Stored data
◆ ◆ ◆ ◆ ◆

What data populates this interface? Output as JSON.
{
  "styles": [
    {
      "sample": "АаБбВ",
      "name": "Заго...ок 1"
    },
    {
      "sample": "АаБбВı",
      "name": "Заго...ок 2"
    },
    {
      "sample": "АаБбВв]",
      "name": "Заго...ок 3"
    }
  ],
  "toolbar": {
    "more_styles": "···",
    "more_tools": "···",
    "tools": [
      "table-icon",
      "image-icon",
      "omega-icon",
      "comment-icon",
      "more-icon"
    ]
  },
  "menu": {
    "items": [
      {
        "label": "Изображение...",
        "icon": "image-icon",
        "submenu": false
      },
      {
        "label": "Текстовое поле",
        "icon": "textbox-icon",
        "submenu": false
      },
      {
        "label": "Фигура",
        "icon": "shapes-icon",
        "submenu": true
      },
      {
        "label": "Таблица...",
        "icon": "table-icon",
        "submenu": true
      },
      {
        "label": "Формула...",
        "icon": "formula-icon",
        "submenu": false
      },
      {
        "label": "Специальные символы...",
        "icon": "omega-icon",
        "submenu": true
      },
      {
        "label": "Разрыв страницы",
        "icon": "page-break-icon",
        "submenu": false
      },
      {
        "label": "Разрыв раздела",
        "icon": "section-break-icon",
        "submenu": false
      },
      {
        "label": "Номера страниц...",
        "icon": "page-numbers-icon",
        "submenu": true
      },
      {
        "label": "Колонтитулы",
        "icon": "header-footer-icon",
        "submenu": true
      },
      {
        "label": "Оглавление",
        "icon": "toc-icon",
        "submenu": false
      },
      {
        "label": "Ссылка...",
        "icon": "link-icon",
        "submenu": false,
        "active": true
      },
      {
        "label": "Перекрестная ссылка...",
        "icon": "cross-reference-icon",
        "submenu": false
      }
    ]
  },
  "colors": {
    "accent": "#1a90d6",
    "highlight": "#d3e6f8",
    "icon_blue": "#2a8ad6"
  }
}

◆ ◆ ◆ ◆ ◆

> [Exercise brief] Gather up, from the records above, each line where the word "sample" appears.

> [Expected output]
      "sample": "АаБбВ",
      "sample": "АаБбВı",
      "sample": "АаБбВв]",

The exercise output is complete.